§ REQUIRED WORK:
Transcribe the records that follow exactly. Skip the pictures.

(Dataset records)
↓
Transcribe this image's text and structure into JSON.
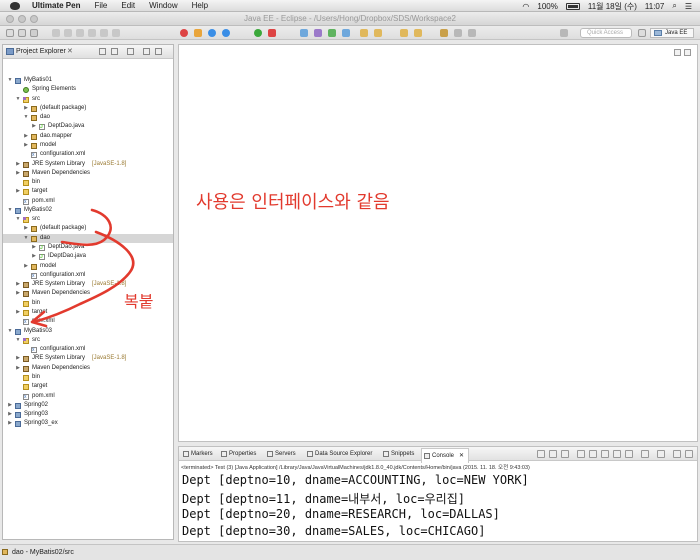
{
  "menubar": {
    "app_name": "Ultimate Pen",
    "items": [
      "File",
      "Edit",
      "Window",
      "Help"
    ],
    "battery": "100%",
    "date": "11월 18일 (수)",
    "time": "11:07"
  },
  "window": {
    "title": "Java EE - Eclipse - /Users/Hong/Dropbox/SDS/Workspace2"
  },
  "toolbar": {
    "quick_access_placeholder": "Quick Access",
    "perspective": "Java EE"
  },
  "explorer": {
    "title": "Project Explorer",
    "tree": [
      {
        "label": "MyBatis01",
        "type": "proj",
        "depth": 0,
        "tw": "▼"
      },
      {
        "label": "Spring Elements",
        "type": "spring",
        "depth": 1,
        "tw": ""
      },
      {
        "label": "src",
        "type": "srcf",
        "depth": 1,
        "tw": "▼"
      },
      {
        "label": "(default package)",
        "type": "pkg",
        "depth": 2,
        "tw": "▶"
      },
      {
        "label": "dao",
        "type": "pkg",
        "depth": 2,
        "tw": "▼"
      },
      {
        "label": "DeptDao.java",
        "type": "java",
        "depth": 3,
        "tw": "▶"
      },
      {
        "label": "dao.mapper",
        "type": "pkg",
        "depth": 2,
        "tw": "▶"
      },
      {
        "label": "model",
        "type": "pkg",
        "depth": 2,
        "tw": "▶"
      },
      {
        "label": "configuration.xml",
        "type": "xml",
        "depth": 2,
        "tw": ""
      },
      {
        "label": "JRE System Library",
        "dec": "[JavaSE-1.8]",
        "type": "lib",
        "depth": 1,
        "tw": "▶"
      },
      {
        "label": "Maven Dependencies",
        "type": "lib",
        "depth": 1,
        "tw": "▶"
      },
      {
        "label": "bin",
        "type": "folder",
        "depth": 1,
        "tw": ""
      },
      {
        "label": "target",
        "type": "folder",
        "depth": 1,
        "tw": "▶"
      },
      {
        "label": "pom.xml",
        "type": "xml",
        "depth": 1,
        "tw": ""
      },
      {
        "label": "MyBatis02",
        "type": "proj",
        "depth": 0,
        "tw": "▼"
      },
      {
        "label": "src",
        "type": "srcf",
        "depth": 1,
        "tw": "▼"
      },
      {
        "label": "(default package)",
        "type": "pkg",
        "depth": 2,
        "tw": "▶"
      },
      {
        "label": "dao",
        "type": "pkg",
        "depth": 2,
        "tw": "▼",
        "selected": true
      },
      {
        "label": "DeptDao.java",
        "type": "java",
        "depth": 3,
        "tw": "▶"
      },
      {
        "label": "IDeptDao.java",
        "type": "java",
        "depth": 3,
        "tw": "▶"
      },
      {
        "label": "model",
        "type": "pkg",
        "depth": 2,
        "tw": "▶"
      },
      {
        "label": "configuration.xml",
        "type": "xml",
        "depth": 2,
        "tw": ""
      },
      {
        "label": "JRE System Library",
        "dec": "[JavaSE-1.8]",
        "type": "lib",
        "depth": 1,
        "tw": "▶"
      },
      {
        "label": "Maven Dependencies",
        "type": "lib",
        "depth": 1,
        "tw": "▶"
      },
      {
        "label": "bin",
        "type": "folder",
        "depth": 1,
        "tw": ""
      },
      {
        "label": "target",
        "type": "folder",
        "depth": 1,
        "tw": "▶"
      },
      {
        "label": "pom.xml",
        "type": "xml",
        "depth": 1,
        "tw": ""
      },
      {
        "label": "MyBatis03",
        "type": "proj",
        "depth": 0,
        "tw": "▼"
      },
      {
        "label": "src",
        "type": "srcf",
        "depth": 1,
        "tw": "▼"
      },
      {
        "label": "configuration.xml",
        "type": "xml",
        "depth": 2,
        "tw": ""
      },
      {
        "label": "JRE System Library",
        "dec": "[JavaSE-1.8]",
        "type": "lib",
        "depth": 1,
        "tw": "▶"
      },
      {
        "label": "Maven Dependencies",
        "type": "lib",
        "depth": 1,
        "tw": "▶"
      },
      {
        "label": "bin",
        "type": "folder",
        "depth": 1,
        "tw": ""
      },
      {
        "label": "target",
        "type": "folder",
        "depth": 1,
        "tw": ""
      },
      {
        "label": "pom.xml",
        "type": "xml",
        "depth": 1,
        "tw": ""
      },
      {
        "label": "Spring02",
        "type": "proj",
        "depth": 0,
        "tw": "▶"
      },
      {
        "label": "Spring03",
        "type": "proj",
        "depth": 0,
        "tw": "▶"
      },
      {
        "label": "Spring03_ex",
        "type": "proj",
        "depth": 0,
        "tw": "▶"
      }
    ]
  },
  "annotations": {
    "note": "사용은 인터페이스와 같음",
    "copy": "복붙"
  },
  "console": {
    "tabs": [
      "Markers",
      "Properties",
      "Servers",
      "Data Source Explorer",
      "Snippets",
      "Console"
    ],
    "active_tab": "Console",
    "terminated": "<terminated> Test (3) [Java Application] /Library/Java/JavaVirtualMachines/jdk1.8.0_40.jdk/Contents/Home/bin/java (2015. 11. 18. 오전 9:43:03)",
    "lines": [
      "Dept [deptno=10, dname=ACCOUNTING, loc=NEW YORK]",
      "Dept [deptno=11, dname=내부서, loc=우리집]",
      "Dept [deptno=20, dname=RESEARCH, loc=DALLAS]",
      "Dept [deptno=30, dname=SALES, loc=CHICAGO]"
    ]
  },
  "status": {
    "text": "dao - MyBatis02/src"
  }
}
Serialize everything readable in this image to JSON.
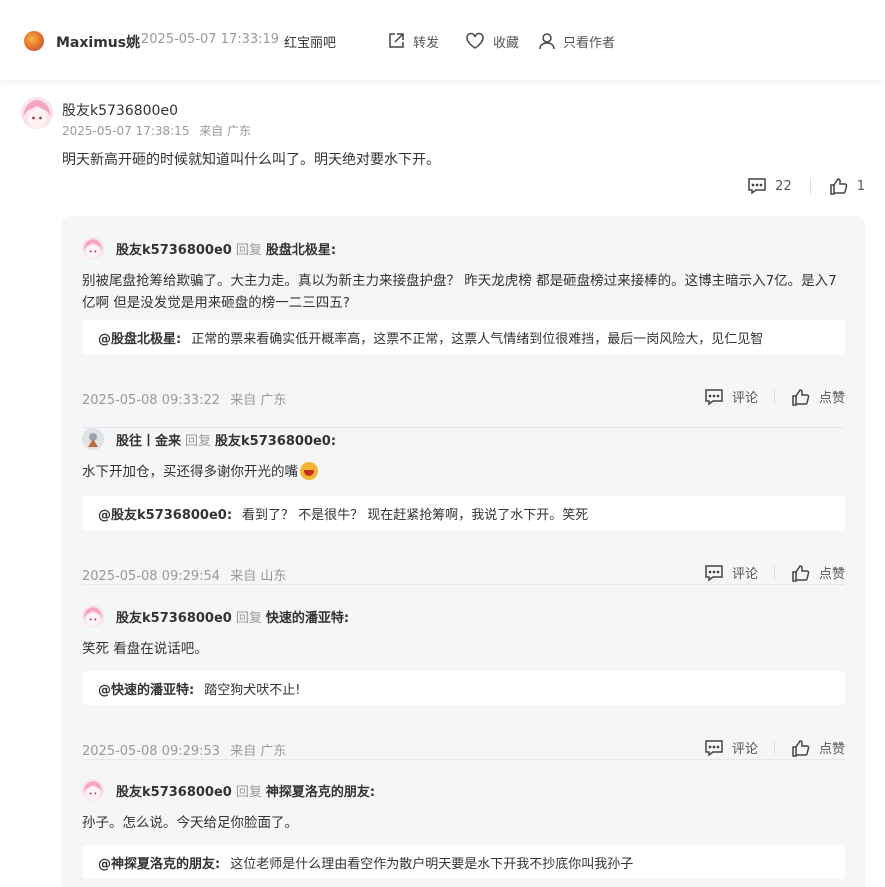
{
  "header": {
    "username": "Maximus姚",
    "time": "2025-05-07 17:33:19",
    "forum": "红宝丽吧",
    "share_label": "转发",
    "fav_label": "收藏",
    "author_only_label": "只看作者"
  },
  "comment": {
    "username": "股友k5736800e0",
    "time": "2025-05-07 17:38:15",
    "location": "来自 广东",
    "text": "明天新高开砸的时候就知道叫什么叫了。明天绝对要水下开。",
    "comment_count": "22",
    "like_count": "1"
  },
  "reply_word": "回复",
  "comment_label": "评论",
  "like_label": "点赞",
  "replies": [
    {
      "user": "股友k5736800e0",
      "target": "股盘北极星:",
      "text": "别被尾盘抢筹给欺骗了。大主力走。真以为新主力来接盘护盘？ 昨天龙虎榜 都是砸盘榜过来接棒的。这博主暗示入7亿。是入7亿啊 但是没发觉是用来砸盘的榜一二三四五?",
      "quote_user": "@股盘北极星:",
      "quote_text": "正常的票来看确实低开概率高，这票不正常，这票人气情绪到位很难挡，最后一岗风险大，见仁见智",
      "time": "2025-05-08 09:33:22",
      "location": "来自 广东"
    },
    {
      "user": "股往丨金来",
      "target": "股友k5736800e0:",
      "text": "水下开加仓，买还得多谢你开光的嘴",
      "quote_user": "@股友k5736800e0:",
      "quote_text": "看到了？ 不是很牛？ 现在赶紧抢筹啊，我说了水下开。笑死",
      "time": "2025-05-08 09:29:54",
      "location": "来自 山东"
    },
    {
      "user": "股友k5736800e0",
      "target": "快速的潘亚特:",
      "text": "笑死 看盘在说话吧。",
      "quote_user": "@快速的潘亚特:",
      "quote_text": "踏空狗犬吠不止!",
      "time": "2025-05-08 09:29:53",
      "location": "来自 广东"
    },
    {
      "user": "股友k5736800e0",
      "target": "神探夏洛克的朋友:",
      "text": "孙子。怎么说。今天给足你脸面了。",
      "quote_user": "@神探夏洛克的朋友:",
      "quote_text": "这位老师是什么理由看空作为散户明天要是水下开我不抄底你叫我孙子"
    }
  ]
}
↑
§ SOLUTION TO THIS PROBLEM:
Transcribe this image's text and structure into JSON.
{
  "menubar": {
    "app_name": "Ultimate Pen",
    "items": [
      "File",
      "Edit",
      "Window",
      "Help"
    ],
    "battery": "100%",
    "date": "11월 18일 (수)",
    "time": "11:07"
  },
  "window": {
    "title": "Java EE - Eclipse - /Users/Hong/Dropbox/SDS/Workspace2"
  },
  "toolbar": {
    "quick_access_placeholder": "Quick Access",
    "perspective": "Java EE"
  },
  "explorer": {
    "title": "Project Explorer",
    "tree": [
      {
        "label": "MyBatis01",
        "type": "proj",
        "depth": 0,
        "tw": "▼"
      },
      {
        "label": "Spring Elements",
        "type": "spring",
        "depth": 1,
        "tw": ""
      },
      {
        "label": "src",
        "type": "srcf",
        "depth": 1,
        "tw": "▼"
      },
      {
        "label": "(default package)",
        "type": "pkg",
        "depth": 2,
        "tw": "▶"
      },
      {
        "label": "dao",
        "type": "pkg",
        "depth": 2,
        "tw": "▼"
      },
      {
        "label": "DeptDao.java",
        "type": "java",
        "depth": 3,
        "tw": "▶"
      },
      {
        "label": "dao.mapper",
        "type": "pkg",
        "depth": 2,
        "tw": "▶"
      },
      {
        "label": "model",
        "type": "pkg",
        "depth": 2,
        "tw": "▶"
      },
      {
        "label": "configuration.xml",
        "type": "xml",
        "depth": 2,
        "tw": ""
      },
      {
        "label": "JRE System Library",
        "dec": "[JavaSE-1.8]",
        "type": "lib",
        "depth": 1,
        "tw": "▶"
      },
      {
        "label": "Maven Dependencies",
        "type": "lib",
        "depth": 1,
        "tw": "▶"
      },
      {
        "label": "bin",
        "type": "folder",
        "depth": 1,
        "tw": ""
      },
      {
        "label": "target",
        "type": "folder",
        "depth": 1,
        "tw": "▶"
      },
      {
        "label": "pom.xml",
        "type": "xml",
        "depth": 1,
        "tw": ""
      },
      {
        "label": "MyBatis02",
        "type": "proj",
        "depth": 0,
        "tw": "▼"
      },
      {
        "label": "src",
        "type": "srcf",
        "depth": 1,
        "tw": "▼"
      },
      {
        "label": "(default package)",
        "type": "pkg",
        "depth": 2,
        "tw": "▶"
      },
      {
        "label": "dao",
        "type": "pkg",
        "depth": 2,
        "tw": "▼",
        "selected": true
      },
      {
        "label": "DeptDao.java",
        "type": "java",
        "depth": 3,
        "tw": "▶"
      },
      {
        "label": "IDeptDao.java",
        "type": "java",
        "depth": 3,
        "tw": "▶"
      },
      {
        "label": "model",
        "type": "pkg",
        "depth": 2,
        "tw": "▶"
      },
      {
        "label": "configuration.xml",
        "type": "xml",
        "depth": 2,
        "tw": ""
      },
      {
        "label": "JRE System Library",
        "dec": "[JavaSE-1.8]",
        "type": "lib",
        "depth": 1,
        "tw": "▶"
      },
      {
        "label": "Maven Dependencies",
        "type": "lib",
        "depth": 1,
        "tw": "▶"
      },
      {
        "label": "bin",
        "type": "folder",
        "depth": 1,
        "tw": ""
      },
      {
        "label": "target",
        "type": "folder",
        "depth": 1,
        "tw": "▶"
      },
      {
        "label": "pom.xml",
        "type": "xml",
        "depth": 1,
        "tw": ""
      },
      {
        "label": "MyBatis03",
        "type": "proj",
        "depth": 0,
        "tw": "▼"
      },
      {
        "label": "src",
        "type": "srcf",
        "depth": 1,
        "tw": "▼"
      },
      {
        "label": "configuration.xml",
        "type": "xml",
        "depth": 2,
        "tw": ""
      },
      {
        "label": "JRE System Library",
        "dec": "[JavaSE-1.8]",
        "type": "lib",
        "depth": 1,
        "tw": "▶"
      },
      {
        "label": "Maven Dependencies",
        "type": "lib",
        "depth": 1,
        "tw": "▶"
      },
      {
        "label": "bin",
        "type": "folder",
        "depth": 1,
        "tw": ""
      },
      {
        "label": "target",
        "type": "folder",
        "depth": 1,
        "tw": ""
      },
      {
        "label": "pom.xml",
        "type": "xml",
        "depth": 1,
        "tw": ""
      },
      {
        "label": "Spring02",
        "type": "proj",
        "depth": 0,
        "tw": "▶"
      },
      {
        "label": "Spring03",
        "type": "proj",
        "depth": 0,
        "tw": "▶"
      },
      {
        "label": "Spring03_ex",
        "type": "proj",
        "depth": 0,
        "tw": "▶"
      }
    ]
  },
  "annotations": {
    "note": "사용은 인터페이스와 같음",
    "copy": "복붙"
  },
  "console": {
    "tabs": [
      "Markers",
      "Properties",
      "Servers",
      "Data Source Explorer",
      "Snippets",
      "Console"
    ],
    "active_tab": "Console",
    "terminated": "<terminated> Test (3) [Java Application] /Library/Java/JavaVirtualMachines/jdk1.8.0_40.jdk/Contents/Home/bin/java (2015. 11. 18. 오전 9:43:03)",
    "lines": [
      "Dept [deptno=10, dname=ACCOUNTING, loc=NEW YORK]",
      "Dept [deptno=11, dname=내부서, loc=우리집]",
      "Dept [deptno=20, dname=RESEARCH, loc=DALLAS]",
      "Dept [deptno=30, dname=SALES, loc=CHICAGO]"
    ]
  },
  "status": {
    "text": "dao - MyBatis02/src"
  }
}
Serialize everything readable in this image to JSON.
{
  "header": {
    "username": "Maximus姚",
    "time": "2025-05-07 17:33:19",
    "forum": "红宝丽吧",
    "share_label": "转发",
    "fav_label": "收藏",
    "author_only_label": "只看作者"
  },
  "comment": {
    "username": "股友k5736800e0",
    "time": "2025-05-07 17:38:15",
    "location": "来自 广东",
    "text": "明天新高开砸的时候就知道叫什么叫了。明天绝对要水下开。",
    "comment_count": "22",
    "like_count": "1"
  },
  "reply_word": "回复",
  "comment_label": "评论",
  "like_label": "点赞",
  "replies": [
    {
      "user": "股友k5736800e0",
      "target": "股盘北极星:",
      "text": "别被尾盘抢筹给欺骗了。大主力走。真以为新主力来接盘护盘？ 昨天龙虎榜 都是砸盘榜过来接棒的。这博主暗示入7亿。是入7亿啊 但是没发觉是用来砸盘的榜一二三四五?",
      "quote_user": "@股盘北极星:",
      "quote_text": "正常的票来看确实低开概率高，这票不正常，这票人气情绪到位很难挡，最后一岗风险大，见仁见智",
      "time": "2025-05-08 09:33:22",
      "location": "来自 广东"
    },
    {
      "user": "股往丨金来",
      "target": "股友k5736800e0:",
      "text": "水下开加仓，买还得多谢你开光的嘴",
      "quote_user": "@股友k5736800e0:",
      "quote_text": "看到了？ 不是很牛？ 现在赶紧抢筹啊，我说了水下开。笑死",
      "time": "2025-05-08 09:29:54",
      "location": "来自 山东"
    },
    {
      "user": "股友k5736800e0",
      "target": "快速的潘亚特:",
      "text": "笑死 看盘在说话吧。",
      "quote_user": "@快速的潘亚特:",
      "quote_text": "踏空狗犬吠不止!",
      "time": "2025-05-08 09:29:53",
      "location": "来自 广东"
    },
    {
      "user": "股友k5736800e0",
      "target": "神探夏洛克的朋友:",
      "text": "孙子。怎么说。今天给足你脸面了。",
      "quote_user": "@神探夏洛克的朋友:",
      "quote_text": "这位老师是什么理由看空作为散户明天要是水下开我不抄底你叫我孙子"
    }
  ]
}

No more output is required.